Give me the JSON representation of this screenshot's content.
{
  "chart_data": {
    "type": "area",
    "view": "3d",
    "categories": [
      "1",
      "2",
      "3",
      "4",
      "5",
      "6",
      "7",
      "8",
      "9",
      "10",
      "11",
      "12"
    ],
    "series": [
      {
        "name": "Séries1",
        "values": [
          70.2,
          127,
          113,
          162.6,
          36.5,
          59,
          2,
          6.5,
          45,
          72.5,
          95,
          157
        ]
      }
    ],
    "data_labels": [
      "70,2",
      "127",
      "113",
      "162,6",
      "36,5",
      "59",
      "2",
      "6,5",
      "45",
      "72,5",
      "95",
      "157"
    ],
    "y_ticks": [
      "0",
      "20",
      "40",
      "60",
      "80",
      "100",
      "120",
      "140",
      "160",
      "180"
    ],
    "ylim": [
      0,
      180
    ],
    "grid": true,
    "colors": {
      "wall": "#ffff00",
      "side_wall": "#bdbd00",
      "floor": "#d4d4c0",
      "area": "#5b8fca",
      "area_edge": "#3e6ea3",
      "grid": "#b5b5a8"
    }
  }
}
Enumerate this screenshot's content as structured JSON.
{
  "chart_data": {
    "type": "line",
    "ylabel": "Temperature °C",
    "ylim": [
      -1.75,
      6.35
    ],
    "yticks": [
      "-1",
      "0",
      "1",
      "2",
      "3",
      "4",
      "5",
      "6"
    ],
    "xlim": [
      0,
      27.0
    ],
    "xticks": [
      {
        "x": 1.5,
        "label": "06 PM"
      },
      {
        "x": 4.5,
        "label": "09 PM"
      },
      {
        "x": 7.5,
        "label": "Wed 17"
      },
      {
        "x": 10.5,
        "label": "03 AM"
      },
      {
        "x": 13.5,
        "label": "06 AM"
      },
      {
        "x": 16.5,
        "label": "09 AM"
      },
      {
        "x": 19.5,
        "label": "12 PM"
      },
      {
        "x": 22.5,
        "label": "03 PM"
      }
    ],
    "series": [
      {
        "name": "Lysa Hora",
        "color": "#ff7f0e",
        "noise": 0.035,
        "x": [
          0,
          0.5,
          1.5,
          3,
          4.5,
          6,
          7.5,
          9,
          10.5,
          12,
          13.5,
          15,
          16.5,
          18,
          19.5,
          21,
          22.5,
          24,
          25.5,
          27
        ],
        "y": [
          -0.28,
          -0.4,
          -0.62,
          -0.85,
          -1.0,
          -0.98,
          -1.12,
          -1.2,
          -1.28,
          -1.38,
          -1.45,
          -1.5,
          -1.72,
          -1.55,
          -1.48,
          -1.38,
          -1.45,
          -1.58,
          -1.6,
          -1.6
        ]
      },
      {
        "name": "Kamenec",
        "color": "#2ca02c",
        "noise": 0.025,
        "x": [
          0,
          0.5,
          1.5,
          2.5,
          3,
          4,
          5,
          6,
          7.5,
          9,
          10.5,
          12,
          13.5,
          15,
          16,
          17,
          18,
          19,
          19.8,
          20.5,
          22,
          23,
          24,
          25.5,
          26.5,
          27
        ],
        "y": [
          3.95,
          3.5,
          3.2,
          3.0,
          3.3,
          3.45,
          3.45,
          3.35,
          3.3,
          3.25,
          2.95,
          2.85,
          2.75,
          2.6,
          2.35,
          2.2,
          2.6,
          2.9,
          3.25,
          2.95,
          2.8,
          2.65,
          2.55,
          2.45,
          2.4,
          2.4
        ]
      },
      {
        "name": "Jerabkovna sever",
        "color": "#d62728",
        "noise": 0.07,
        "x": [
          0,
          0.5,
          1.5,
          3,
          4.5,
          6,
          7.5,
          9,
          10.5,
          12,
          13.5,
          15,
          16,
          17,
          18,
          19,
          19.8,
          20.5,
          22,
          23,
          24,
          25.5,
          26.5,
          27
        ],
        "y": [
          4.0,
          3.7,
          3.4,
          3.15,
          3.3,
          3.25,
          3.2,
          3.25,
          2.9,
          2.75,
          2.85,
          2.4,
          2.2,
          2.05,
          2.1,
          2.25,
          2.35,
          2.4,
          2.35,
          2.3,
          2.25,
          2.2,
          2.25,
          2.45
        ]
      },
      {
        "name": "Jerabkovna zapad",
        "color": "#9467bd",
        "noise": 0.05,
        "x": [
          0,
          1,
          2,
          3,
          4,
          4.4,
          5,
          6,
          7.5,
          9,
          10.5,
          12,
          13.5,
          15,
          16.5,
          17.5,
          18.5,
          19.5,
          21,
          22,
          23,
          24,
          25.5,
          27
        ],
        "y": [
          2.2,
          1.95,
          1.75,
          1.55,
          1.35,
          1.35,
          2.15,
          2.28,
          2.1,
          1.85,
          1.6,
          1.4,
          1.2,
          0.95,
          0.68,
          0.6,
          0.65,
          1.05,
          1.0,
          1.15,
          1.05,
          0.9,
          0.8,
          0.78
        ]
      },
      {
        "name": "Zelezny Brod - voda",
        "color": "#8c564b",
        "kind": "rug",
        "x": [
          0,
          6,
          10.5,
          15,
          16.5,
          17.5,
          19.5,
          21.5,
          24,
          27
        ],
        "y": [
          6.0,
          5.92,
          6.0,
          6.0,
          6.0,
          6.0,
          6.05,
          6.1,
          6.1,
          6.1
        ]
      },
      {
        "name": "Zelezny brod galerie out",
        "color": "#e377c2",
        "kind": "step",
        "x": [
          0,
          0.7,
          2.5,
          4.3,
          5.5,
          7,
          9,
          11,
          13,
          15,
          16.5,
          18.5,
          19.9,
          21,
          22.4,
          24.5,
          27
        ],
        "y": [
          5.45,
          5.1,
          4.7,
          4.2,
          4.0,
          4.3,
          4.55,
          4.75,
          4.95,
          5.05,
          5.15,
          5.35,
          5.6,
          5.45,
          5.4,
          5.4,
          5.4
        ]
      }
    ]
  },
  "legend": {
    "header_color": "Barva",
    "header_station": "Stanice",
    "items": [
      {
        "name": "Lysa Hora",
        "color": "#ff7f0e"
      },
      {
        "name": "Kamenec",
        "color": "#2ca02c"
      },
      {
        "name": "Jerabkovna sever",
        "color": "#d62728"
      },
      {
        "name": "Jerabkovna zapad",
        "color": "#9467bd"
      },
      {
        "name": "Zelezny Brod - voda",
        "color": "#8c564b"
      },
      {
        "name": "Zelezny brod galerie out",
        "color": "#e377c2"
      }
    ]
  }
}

**What is needed:** Look through the entries above. Extract each line with the word "screenshot".

**Written solution:**
Give me the JSON representation of this screenshot's content.
Enumerate this screenshot's content as structured JSON.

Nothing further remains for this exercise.